• _Exercise_:
From the listing below, pull out the lines that hold "JSON".

• _Excerpted records_:
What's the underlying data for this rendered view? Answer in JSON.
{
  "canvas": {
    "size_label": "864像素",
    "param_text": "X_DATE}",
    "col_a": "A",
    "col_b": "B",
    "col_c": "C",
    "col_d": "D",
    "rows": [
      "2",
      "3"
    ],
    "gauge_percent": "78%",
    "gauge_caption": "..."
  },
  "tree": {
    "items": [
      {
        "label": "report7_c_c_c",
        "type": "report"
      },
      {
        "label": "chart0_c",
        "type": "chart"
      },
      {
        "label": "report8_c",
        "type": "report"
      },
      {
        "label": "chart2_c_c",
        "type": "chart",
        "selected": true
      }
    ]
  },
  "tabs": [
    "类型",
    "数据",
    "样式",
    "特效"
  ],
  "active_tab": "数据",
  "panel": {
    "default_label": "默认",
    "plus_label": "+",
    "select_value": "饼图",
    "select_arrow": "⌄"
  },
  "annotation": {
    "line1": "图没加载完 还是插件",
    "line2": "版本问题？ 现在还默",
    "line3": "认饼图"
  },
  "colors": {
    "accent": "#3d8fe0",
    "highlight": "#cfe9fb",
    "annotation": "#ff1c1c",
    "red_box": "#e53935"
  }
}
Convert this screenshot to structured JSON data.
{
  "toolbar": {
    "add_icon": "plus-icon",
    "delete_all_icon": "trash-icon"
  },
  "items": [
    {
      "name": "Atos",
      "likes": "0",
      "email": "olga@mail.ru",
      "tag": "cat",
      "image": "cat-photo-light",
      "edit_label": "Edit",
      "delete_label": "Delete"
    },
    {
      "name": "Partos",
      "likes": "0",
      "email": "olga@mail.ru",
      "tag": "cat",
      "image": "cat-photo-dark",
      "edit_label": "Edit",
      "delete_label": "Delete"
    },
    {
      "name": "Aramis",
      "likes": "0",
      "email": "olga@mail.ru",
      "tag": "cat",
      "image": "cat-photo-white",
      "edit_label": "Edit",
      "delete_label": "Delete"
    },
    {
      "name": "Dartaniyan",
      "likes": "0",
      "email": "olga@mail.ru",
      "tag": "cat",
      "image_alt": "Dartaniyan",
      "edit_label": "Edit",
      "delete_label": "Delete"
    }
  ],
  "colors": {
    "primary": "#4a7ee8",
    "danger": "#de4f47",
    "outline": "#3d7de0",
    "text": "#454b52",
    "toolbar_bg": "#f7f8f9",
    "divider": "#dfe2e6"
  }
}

• _Final answer_:
What's the underlying data for this rendered view? Answer in JSON.
Convert this screenshot to structured JSON data.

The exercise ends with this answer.